## TEXT
Before the film began Pierre Simenon, son of prolific best-selling crime novelist Georges Simenon, was interviewed onstage. The elder Simenon was the creator of Inspector Maigret and the author of the novel Panique is based upon. Pierre Simenon is an entertainment lawyer with an insider’s understanding of filmmaking and filmmakers, and a captivating raconteur. Among many anecdotes, tales of his father’s friendships with the likes of Chaplin, Renoir and Fellini were told. By the time the credits for Panique rolled, the entire audience was properly mesmerized.


Paul Bernard with Viviane Romance, who listens to her future

Rarely seen in the decades since its initial release, Panique was the first film Julien Duvivier made once he returned to France after spending the war years directing mostly formulaic movies in Hollywood.  Though he possessed the range to make successful films of widely varying genres, Duvivier acknowledged that he was naturally drawn to “harsh, dark and bitter” themes, and Panique doesn’t blink in its chilly observation of human nature’s seeming penchant for mischief and outright cruelty. The film tells a grim tale of murder, blind passion, betrayal, and mob mentality.

## ENTRIES SHOWN

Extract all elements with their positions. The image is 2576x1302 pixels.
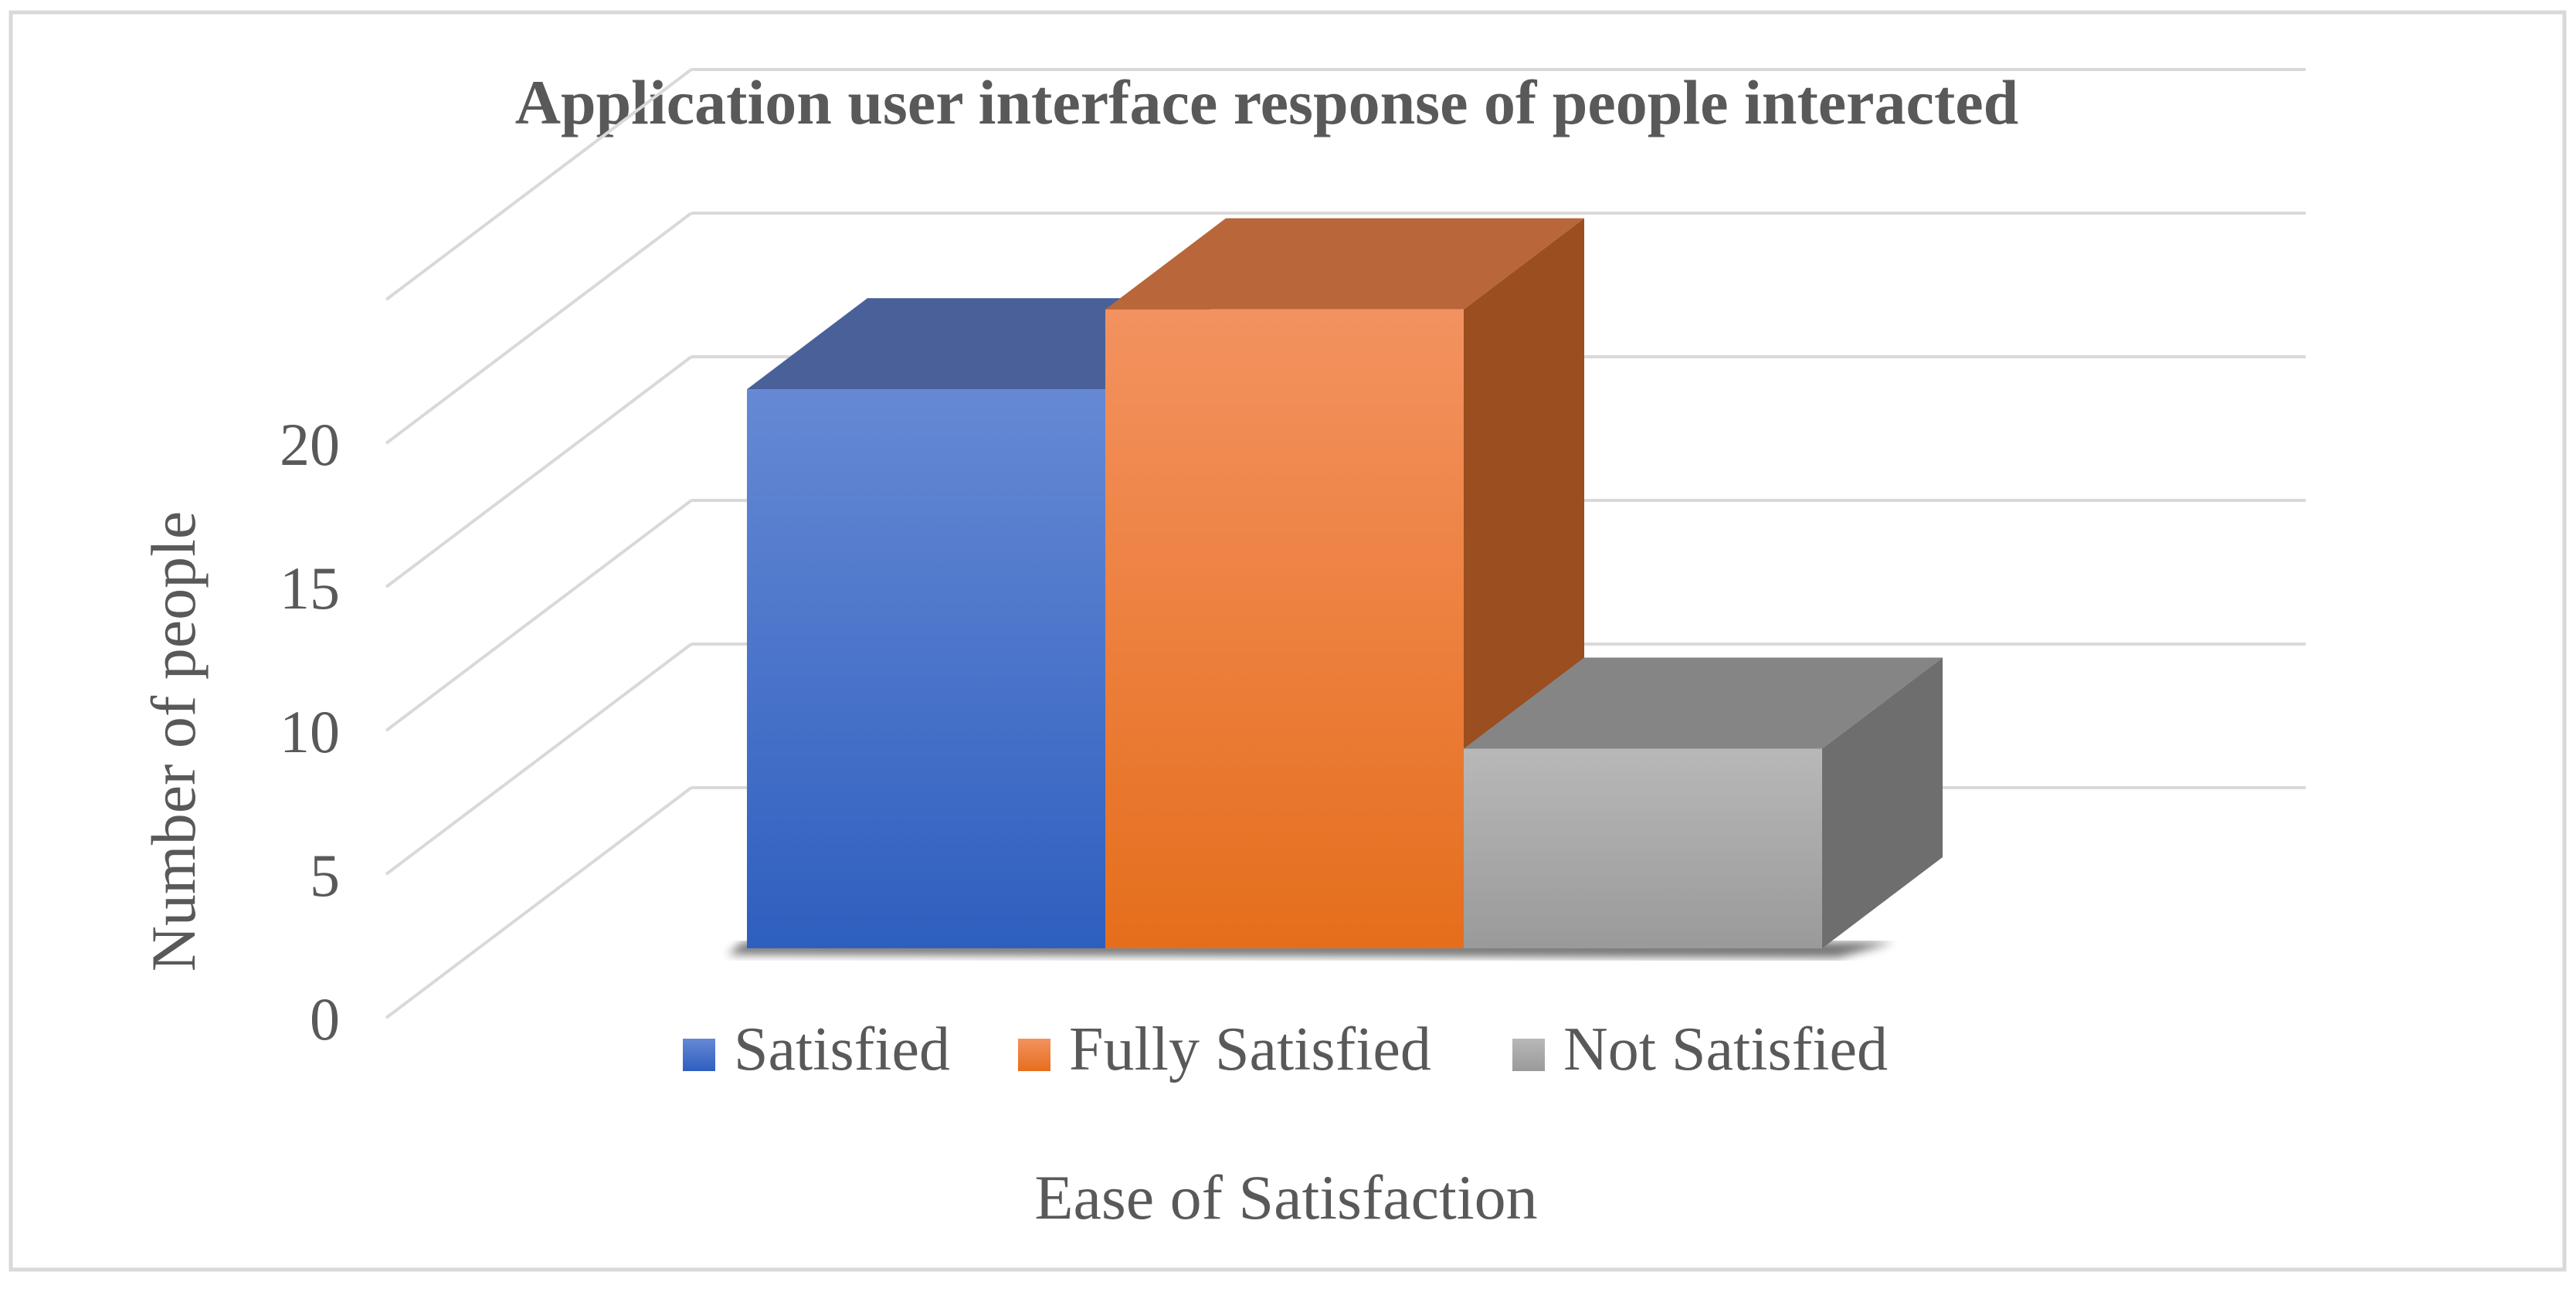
- chart-title: Application user interface response of p…: [515, 67, 2019, 137]
- y-tick-label: 0: [310, 985, 340, 1053]
- x-axis-title: Ease of Satisfaction: [1034, 1162, 1537, 1232]
- y-tick-label: 15: [280, 554, 340, 622]
- legend-label: Satisfied: [734, 1015, 950, 1083]
- gridline-side: [385, 499, 693, 732]
- y-tick-label: 20: [280, 411, 340, 478]
- legend-swatch: [1018, 1039, 1050, 1071]
- bars: [728, 218, 1943, 958]
- legend-item: Satisfied: [683, 1015, 950, 1083]
- bar-not-satisfied: [1464, 657, 1943, 948]
- legend-item: Not Satisfied: [1512, 1015, 1888, 1083]
- gridline-side: [385, 212, 693, 445]
- y-axis-title: Number of people: [138, 511, 209, 972]
- legend-label: Fully Satisfied: [1069, 1015, 1431, 1083]
- legend-item: Fully Satisfied: [1018, 1015, 1431, 1083]
- bar-front-face: [1105, 309, 1464, 948]
- gridline-side: [385, 68, 693, 301]
- bar-front-face: [1464, 748, 1822, 948]
- y-tick-label: 5: [310, 842, 340, 909]
- y-axis-ticks: 0 5 10 15 20: [280, 411, 340, 1053]
- gridline-side: [385, 643, 693, 876]
- gridline-side: [385, 355, 693, 588]
- legend: Satisfied Fully Satisfied Not Satisfied: [683, 1015, 1888, 1083]
- bar-side-face: [1822, 657, 1943, 948]
- legend-label: Not Satisfied: [1563, 1015, 1888, 1083]
- legend-swatch: [1512, 1039, 1545, 1071]
- bar-top-face: [1105, 218, 1584, 310]
- y-tick-label: 10: [280, 698, 340, 765]
- bar-front-face: [747, 389, 1105, 948]
- bar-top-face: [1464, 657, 1943, 749]
- bar-satisfied: [747, 298, 1226, 948]
- legend-swatch: [683, 1039, 715, 1071]
- gridline-side: [385, 786, 693, 1019]
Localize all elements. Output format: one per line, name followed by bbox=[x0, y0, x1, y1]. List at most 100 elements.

## WRITTEN INSTRUCTION A
In the Panique text, take the part that opens with the words containing "Rarely seen in" and closes with "and mob mentality.", and write it out again with "grim" swapped for "bleak".
## WRITTEN INSTRUCTION B
According to the Panique text, why does Pierre Simenon's family have a connection to the film?
The data are unrelated to the Panique text.

## EXERCISE RESPONSE A
Rarely seen in the decades since its initial release, Panique was the first film Julien Duvivier made once he returned to France after spending the war years directing mostly formulaic movies in Hollywood.  Though he possessed the range to make successful films of widely varying genres, Duvivier acknowledged that he was naturally drawn to “harsh, dark and bitter” themes, and Panique doesn’t blink in its chilly observation of human nature’s seeming penchant for mischief and outright cruelty. The film tells a bleak tale of murder, blind passion, betrayal, and mob mentality.

## EXERCISE RESPONSE B
His father, the crime novelist Georges Simenon, wrote the novel that Panique is based on.